_EXERCISE GOAL:_ Copy out all of the data exactly as it appears.

_ENTRIES SUPPLIED:_
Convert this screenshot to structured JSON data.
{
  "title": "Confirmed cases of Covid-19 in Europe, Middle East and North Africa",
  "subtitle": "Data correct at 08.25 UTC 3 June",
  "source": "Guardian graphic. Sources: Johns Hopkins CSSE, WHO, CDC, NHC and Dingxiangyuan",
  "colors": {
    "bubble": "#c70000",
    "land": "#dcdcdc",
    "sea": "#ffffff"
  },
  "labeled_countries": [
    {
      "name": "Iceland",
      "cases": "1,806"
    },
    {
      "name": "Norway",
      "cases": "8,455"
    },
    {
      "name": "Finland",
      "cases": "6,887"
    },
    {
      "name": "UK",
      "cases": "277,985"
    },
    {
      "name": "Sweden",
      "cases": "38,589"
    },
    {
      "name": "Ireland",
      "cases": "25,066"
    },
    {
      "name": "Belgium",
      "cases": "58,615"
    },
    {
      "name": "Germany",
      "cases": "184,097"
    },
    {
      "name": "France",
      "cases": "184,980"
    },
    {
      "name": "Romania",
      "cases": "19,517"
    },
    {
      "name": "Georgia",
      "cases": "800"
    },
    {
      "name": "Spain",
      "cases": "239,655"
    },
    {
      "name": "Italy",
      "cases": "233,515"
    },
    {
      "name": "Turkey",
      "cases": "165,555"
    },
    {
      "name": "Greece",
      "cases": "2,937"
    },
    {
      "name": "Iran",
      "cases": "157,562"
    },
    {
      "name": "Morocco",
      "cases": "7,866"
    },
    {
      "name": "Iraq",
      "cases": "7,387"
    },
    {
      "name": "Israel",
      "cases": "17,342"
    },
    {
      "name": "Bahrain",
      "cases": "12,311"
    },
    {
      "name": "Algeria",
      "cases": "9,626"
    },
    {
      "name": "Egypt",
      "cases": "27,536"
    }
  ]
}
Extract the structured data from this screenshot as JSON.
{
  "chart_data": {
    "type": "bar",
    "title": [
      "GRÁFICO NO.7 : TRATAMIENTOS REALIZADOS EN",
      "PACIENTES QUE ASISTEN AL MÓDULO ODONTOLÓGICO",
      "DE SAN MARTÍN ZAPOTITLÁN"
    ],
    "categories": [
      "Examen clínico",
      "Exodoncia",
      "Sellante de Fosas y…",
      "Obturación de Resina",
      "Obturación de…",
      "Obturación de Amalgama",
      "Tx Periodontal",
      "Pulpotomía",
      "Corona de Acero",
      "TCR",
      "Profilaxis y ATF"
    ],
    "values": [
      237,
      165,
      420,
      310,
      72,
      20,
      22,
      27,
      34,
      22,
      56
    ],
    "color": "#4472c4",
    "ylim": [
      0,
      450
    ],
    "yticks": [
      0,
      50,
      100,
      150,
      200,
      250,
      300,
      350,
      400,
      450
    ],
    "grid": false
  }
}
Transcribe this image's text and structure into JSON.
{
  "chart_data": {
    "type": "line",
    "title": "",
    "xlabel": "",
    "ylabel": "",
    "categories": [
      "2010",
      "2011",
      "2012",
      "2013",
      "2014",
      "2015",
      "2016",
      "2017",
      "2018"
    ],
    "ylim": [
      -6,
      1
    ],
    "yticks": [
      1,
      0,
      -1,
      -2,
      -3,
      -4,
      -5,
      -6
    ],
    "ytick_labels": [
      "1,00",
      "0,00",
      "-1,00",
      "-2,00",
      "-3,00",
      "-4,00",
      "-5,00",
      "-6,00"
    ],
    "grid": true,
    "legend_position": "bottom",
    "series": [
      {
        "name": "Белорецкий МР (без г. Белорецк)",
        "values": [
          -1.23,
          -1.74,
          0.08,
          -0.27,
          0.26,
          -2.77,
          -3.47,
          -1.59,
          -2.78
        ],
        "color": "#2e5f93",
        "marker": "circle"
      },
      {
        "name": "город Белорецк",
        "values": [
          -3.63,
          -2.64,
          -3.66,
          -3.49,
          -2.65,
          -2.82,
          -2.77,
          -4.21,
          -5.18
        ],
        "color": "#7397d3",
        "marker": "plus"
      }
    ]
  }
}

_ANSWER FOR THE TASK:_
Convert this screenshot to structured JSON data.
{
  "title": "Confirmed cases of Covid-19 in Europe, Middle East and North Africa",
  "subtitle": "Data correct at 08.25 UTC 3 June",
  "source": "Guardian graphic. Sources: Johns Hopkins CSSE, WHO, CDC, NHC and Dingxiangyuan",
  "colors": {
    "bubble": "#c70000",
    "land": "#dcdcdc",
    "sea": "#ffffff"
  },
  "labeled_countries": [
    {
      "name": "Iceland",
      "cases": "1,806"
    },
    {
      "name": "Norway",
      "cases": "8,455"
    },
    {
      "name": "Finland",
      "cases": "6,887"
    },
    {
      "name": "UK",
      "cases": "277,985"
    },
    {
      "name": "Sweden",
      "cases": "38,589"
    },
    {
      "name": "Ireland",
      "cases": "25,066"
    },
    {
      "name": "Belgium",
      "cases": "58,615"
    },
    {
      "name": "Germany",
      "cases": "184,097"
    },
    {
      "name": "France",
      "cases": "184,980"
    },
    {
      "name": "Romania",
      "cases": "19,517"
    },
    {
      "name": "Georgia",
      "cases": "800"
    },
    {
      "name": "Spain",
      "cases": "239,655"
    },
    {
      "name": "Italy",
      "cases": "233,515"
    },
    {
      "name": "Turkey",
      "cases": "165,555"
    },
    {
      "name": "Greece",
      "cases": "2,937"
    },
    {
      "name": "Iran",
      "cases": "157,562"
    },
    {
      "name": "Morocco",
      "cases": "7,866"
    },
    {
      "name": "Iraq",
      "cases": "7,387"
    },
    {
      "name": "Israel",
      "cases": "17,342"
    },
    {
      "name": "Bahrain",
      "cases": "12,311"
    },
    {
      "name": "Algeria",
      "cases": "9,626"
    },
    {
      "name": "Egypt",
      "cases": "27,536"
    }
  ]
}
Extract the structured data from this screenshot as JSON.
{
  "chart_data": {
    "type": "bar",
    "title": [
      "GRÁFICO NO.7 : TRATAMIENTOS REALIZADOS EN",
      "PACIENTES QUE ASISTEN AL MÓDULO ODONTOLÓGICO",
      "DE SAN MARTÍN ZAPOTITLÁN"
    ],
    "categories": [
      "Examen clínico",
      "Exodoncia",
      "Sellante de Fosas y…",
      "Obturación de Resina",
      "Obturación de…",
      "Obturación de Amalgama",
      "Tx Periodontal",
      "Pulpotomía",
      "Corona de Acero",
      "TCR",
      "Profilaxis y ATF"
    ],
    "values": [
      237,
      165,
      420,
      310,
      72,
      20,
      22,
      27,
      34,
      22,
      56
    ],
    "color": "#4472c4",
    "ylim": [
      0,
      450
    ],
    "yticks": [
      0,
      50,
      100,
      150,
      200,
      250,
      300,
      350,
      400,
      450
    ],
    "grid": false
  }
}
Transcribe this image's text and structure into JSON.
{
  "chart_data": {
    "type": "line",
    "title": "",
    "xlabel": "",
    "ylabel": "",
    "categories": [
      "2010",
      "2011",
      "2012",
      "2013",
      "2014",
      "2015",
      "2016",
      "2017",
      "2018"
    ],
    "ylim": [
      -6,
      1
    ],
    "yticks": [
      1,
      0,
      -1,
      -2,
      -3,
      -4,
      -5,
      -6
    ],
    "ytick_labels": [
      "1,00",
      "0,00",
      "-1,00",
      "-2,00",
      "-3,00",
      "-4,00",
      "-5,00",
      "-6,00"
    ],
    "grid": true,
    "legend_position": "bottom",
    "series": [
      {
        "name": "Белорецкий МР (без г. Белорецк)",
        "values": [
          -1.23,
          -1.74,
          0.08,
          -0.27,
          0.26,
          -2.77,
          -3.47,
          -1.59,
          -2.78
        ],
        "color": "#2e5f93",
        "marker": "circle"
      },
      {
        "name": "город Белорецк",
        "values": [
          -3.63,
          -2.64,
          -3.66,
          -3.49,
          -2.65,
          -2.82,
          -2.77,
          -4.21,
          -5.18
        ],
        "color": "#7397d3",
        "marker": "plus"
      }
    ]
  }
}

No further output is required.